## [AIM]
Please write the listing below out again exactly, leaving every picture behind.

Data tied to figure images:
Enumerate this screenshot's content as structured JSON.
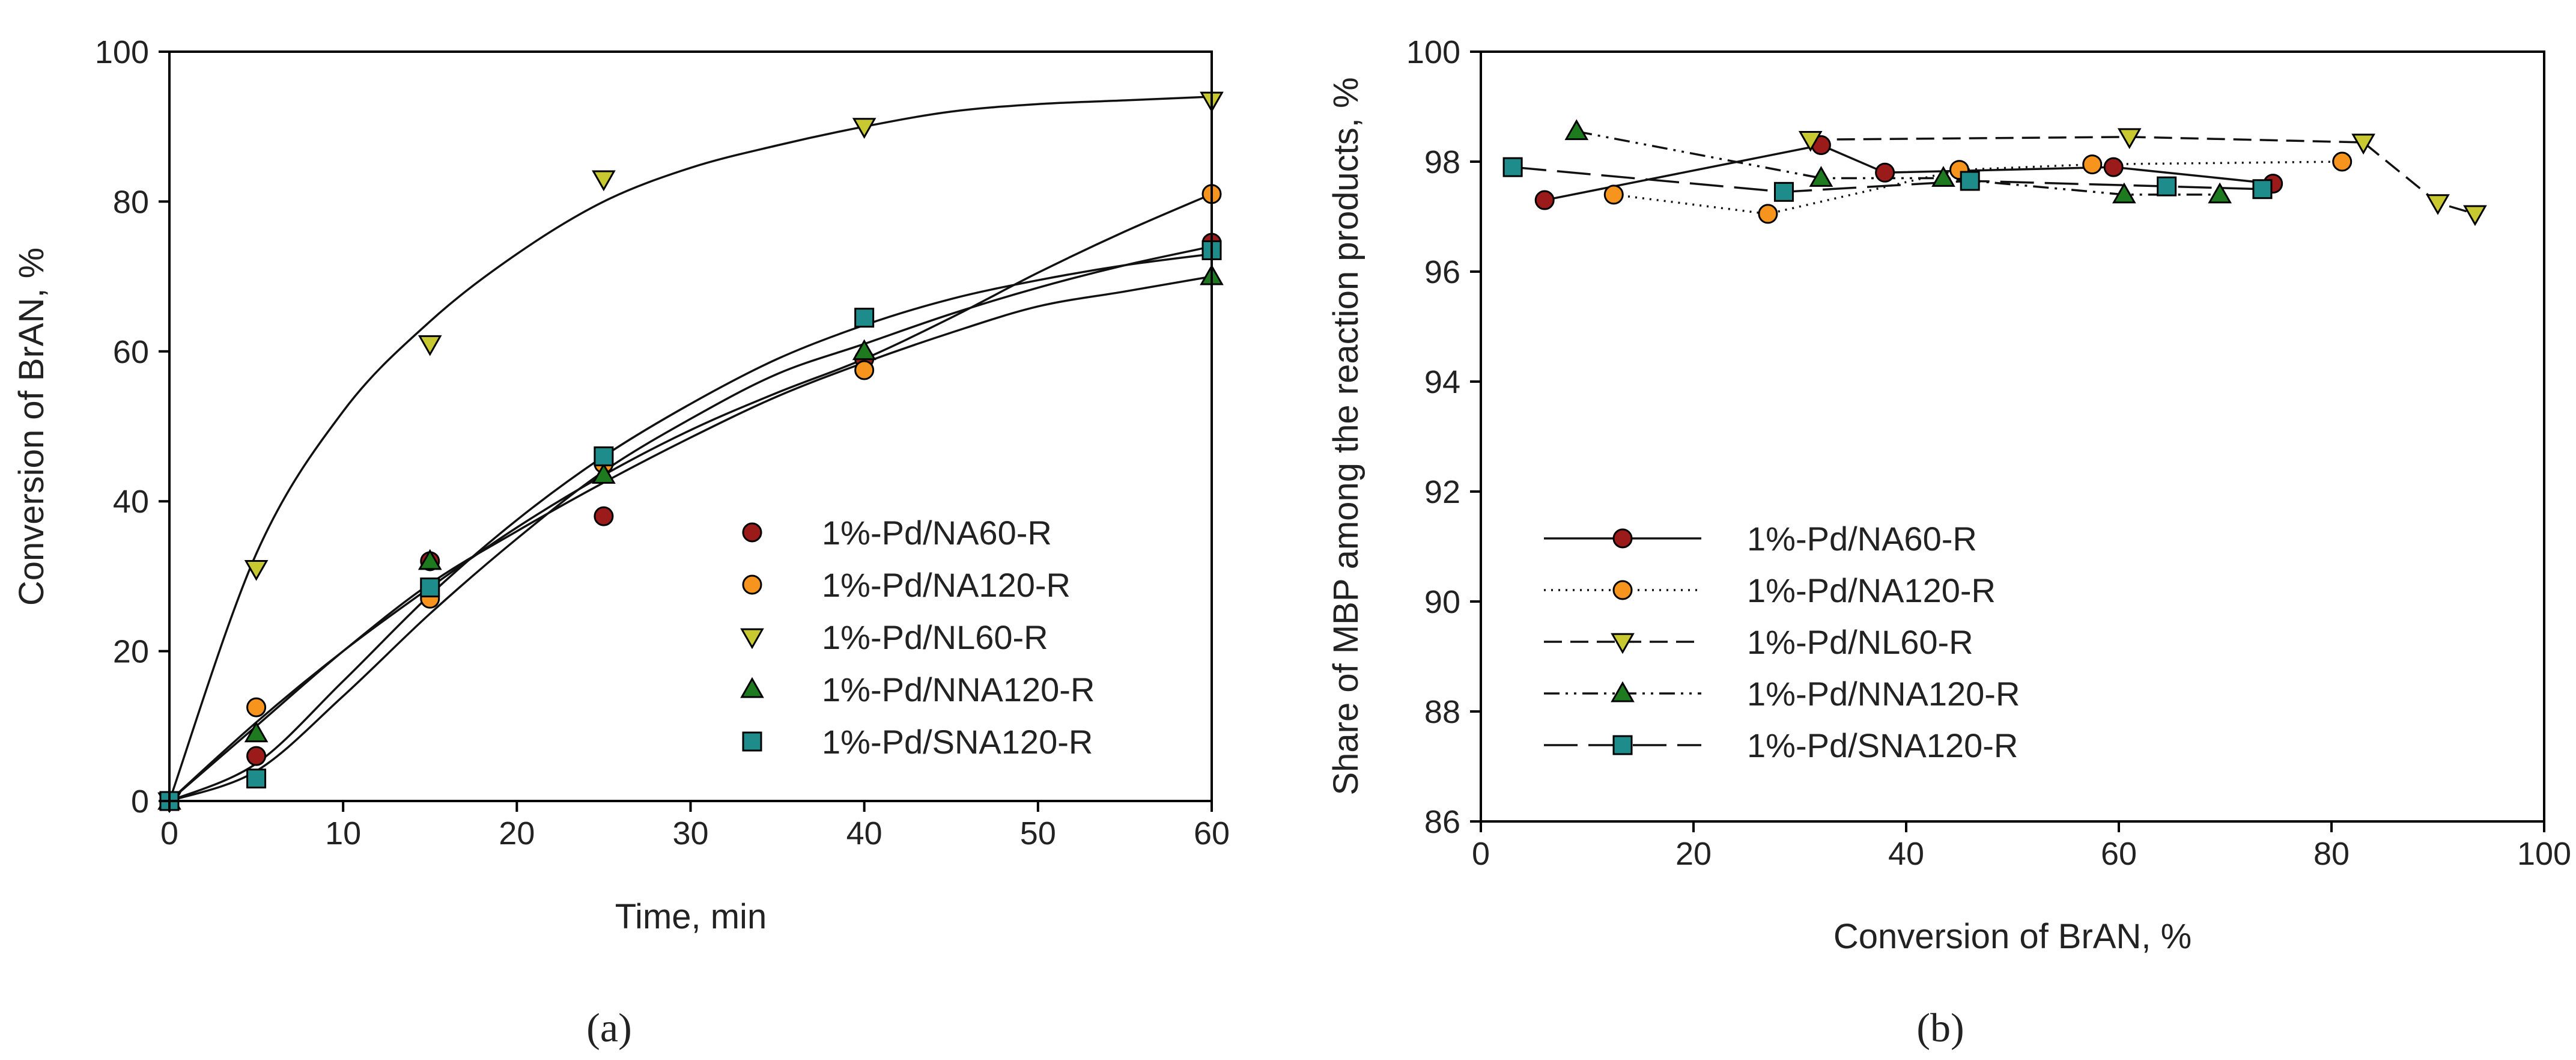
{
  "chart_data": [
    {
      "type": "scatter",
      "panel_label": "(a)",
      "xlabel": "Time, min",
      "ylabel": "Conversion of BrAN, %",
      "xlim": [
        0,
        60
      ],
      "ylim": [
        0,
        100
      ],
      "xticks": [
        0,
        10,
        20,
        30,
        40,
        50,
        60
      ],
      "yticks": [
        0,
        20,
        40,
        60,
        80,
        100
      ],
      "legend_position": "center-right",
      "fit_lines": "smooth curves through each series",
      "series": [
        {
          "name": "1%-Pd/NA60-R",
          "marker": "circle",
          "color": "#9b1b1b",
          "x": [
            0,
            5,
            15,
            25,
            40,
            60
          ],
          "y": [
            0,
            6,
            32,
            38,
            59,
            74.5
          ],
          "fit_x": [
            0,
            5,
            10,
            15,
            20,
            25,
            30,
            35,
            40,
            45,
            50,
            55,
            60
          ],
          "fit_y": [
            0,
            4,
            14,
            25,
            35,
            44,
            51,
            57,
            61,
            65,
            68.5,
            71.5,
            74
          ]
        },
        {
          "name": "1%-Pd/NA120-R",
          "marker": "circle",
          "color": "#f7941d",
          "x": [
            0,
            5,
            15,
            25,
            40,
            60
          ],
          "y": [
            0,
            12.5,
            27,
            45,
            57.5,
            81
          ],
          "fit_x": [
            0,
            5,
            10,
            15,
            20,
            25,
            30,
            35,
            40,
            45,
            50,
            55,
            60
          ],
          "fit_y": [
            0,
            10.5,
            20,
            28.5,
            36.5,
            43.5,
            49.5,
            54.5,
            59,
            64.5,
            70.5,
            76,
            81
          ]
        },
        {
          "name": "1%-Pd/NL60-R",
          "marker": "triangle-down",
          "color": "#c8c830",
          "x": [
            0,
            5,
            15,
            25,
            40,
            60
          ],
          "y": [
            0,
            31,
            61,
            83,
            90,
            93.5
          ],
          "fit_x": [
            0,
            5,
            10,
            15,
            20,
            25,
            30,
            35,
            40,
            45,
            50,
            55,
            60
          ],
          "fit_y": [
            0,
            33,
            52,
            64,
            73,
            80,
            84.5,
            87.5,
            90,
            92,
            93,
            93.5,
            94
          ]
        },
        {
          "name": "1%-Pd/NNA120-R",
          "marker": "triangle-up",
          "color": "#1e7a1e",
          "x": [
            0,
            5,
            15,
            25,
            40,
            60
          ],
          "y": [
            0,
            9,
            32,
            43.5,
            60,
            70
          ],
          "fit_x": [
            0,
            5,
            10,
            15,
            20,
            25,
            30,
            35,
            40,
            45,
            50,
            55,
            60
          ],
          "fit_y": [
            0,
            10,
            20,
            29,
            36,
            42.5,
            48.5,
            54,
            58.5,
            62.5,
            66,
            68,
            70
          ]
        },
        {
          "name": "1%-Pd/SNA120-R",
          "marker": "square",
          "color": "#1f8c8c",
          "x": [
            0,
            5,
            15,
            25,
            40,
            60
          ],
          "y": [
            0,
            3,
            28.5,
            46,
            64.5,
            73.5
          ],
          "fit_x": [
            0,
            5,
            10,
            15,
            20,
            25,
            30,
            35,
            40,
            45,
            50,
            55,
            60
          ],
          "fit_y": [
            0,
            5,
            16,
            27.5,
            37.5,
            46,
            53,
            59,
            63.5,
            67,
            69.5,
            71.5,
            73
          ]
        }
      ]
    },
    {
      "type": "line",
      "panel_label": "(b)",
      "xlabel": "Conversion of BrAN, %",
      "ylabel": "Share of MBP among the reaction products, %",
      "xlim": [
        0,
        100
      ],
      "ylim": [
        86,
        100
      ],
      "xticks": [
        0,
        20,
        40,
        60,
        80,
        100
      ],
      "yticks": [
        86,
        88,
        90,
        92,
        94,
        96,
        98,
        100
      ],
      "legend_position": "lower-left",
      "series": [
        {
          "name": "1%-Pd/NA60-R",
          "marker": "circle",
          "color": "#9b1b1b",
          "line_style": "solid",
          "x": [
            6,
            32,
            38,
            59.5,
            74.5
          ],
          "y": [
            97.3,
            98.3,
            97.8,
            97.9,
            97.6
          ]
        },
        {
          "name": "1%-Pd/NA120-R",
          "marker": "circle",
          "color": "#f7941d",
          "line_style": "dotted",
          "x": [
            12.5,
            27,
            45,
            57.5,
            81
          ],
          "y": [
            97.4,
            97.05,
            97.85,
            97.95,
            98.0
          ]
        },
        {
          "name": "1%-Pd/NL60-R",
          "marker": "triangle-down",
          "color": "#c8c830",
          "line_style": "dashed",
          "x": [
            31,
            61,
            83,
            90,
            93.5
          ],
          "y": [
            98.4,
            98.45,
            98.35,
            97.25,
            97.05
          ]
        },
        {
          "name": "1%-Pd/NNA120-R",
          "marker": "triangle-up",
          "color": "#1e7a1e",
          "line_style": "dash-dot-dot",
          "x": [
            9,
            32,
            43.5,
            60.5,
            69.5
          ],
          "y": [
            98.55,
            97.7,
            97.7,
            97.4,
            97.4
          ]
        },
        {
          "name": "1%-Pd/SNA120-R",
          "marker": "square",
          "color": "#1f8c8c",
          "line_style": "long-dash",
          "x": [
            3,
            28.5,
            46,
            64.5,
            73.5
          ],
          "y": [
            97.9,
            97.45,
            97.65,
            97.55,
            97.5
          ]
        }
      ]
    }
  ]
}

## [WRITTEN REPLY]
Enumerate this screenshot's content as structured JSON.
{
  "chart_data": [
    {
      "type": "scatter",
      "panel_label": "(a)",
      "xlabel": "Time, min",
      "ylabel": "Conversion of BrAN, %",
      "xlim": [
        0,
        60
      ],
      "ylim": [
        0,
        100
      ],
      "xticks": [
        0,
        10,
        20,
        30,
        40,
        50,
        60
      ],
      "yticks": [
        0,
        20,
        40,
        60,
        80,
        100
      ],
      "legend_position": "center-right",
      "fit_lines": "smooth curves through each series",
      "series": [
        {
          "name": "1%-Pd/NA60-R",
          "marker": "circle",
          "color": "#9b1b1b",
          "x": [
            0,
            5,
            15,
            25,
            40,
            60
          ],
          "y": [
            0,
            6,
            32,
            38,
            59,
            74.5
          ],
          "fit_x": [
            0,
            5,
            10,
            15,
            20,
            25,
            30,
            35,
            40,
            45,
            50,
            55,
            60
          ],
          "fit_y": [
            0,
            4,
            14,
            25,
            35,
            44,
            51,
            57,
            61,
            65,
            68.5,
            71.5,
            74
          ]
        },
        {
          "name": "1%-Pd/NA120-R",
          "marker": "circle",
          "color": "#f7941d",
          "x": [
            0,
            5,
            15,
            25,
            40,
            60
          ],
          "y": [
            0,
            12.5,
            27,
            45,
            57.5,
            81
          ],
          "fit_x": [
            0,
            5,
            10,
            15,
            20,
            25,
            30,
            35,
            40,
            45,
            50,
            55,
            60
          ],
          "fit_y": [
            0,
            10.5,
            20,
            28.5,
            36.5,
            43.5,
            49.5,
            54.5,
            59,
            64.5,
            70.5,
            76,
            81
          ]
        },
        {
          "name": "1%-Pd/NL60-R",
          "marker": "triangle-down",
          "color": "#c8c830",
          "x": [
            0,
            5,
            15,
            25,
            40,
            60
          ],
          "y": [
            0,
            31,
            61,
            83,
            90,
            93.5
          ],
          "fit_x": [
            0,
            5,
            10,
            15,
            20,
            25,
            30,
            35,
            40,
            45,
            50,
            55,
            60
          ],
          "fit_y": [
            0,
            33,
            52,
            64,
            73,
            80,
            84.5,
            87.5,
            90,
            92,
            93,
            93.5,
            94
          ]
        },
        {
          "name": "1%-Pd/NNA120-R",
          "marker": "triangle-up",
          "color": "#1e7a1e",
          "x": [
            0,
            5,
            15,
            25,
            40,
            60
          ],
          "y": [
            0,
            9,
            32,
            43.5,
            60,
            70
          ],
          "fit_x": [
            0,
            5,
            10,
            15,
            20,
            25,
            30,
            35,
            40,
            45,
            50,
            55,
            60
          ],
          "fit_y": [
            0,
            10,
            20,
            29,
            36,
            42.5,
            48.5,
            54,
            58.5,
            62.5,
            66,
            68,
            70
          ]
        },
        {
          "name": "1%-Pd/SNA120-R",
          "marker": "square",
          "color": "#1f8c8c",
          "x": [
            0,
            5,
            15,
            25,
            40,
            60
          ],
          "y": [
            0,
            3,
            28.5,
            46,
            64.5,
            73.5
          ],
          "fit_x": [
            0,
            5,
            10,
            15,
            20,
            25,
            30,
            35,
            40,
            45,
            50,
            55,
            60
          ],
          "fit_y": [
            0,
            5,
            16,
            27.5,
            37.5,
            46,
            53,
            59,
            63.5,
            67,
            69.5,
            71.5,
            73
          ]
        }
      ]
    },
    {
      "type": "line",
      "panel_label": "(b)",
      "xlabel": "Conversion of BrAN, %",
      "ylabel": "Share of MBP among the reaction products, %",
      "xlim": [
        0,
        100
      ],
      "ylim": [
        86,
        100
      ],
      "xticks": [
        0,
        20,
        40,
        60,
        80,
        100
      ],
      "yticks": [
        86,
        88,
        90,
        92,
        94,
        96,
        98,
        100
      ],
      "legend_position": "lower-left",
      "series": [
        {
          "name": "1%-Pd/NA60-R",
          "marker": "circle",
          "color": "#9b1b1b",
          "line_style": "solid",
          "x": [
            6,
            32,
            38,
            59.5,
            74.5
          ],
          "y": [
            97.3,
            98.3,
            97.8,
            97.9,
            97.6
          ]
        },
        {
          "name": "1%-Pd/NA120-R",
          "marker": "circle",
          "color": "#f7941d",
          "line_style": "dotted",
          "x": [
            12.5,
            27,
            45,
            57.5,
            81
          ],
          "y": [
            97.4,
            97.05,
            97.85,
            97.95,
            98.0
          ]
        },
        {
          "name": "1%-Pd/NL60-R",
          "marker": "triangle-down",
          "color": "#c8c830",
          "line_style": "dashed",
          "x": [
            31,
            61,
            83,
            90,
            93.5
          ],
          "y": [
            98.4,
            98.45,
            98.35,
            97.25,
            97.05
          ]
        },
        {
          "name": "1%-Pd/NNA120-R",
          "marker": "triangle-up",
          "color": "#1e7a1e",
          "line_style": "dash-dot-dot",
          "x": [
            9,
            32,
            43.5,
            60.5,
            69.5
          ],
          "y": [
            98.55,
            97.7,
            97.7,
            97.4,
            97.4
          ]
        },
        {
          "name": "1%-Pd/SNA120-R",
          "marker": "square",
          "color": "#1f8c8c",
          "line_style": "long-dash",
          "x": [
            3,
            28.5,
            46,
            64.5,
            73.5
          ],
          "y": [
            97.9,
            97.45,
            97.65,
            97.55,
            97.5
          ]
        }
      ]
    }
  ]
}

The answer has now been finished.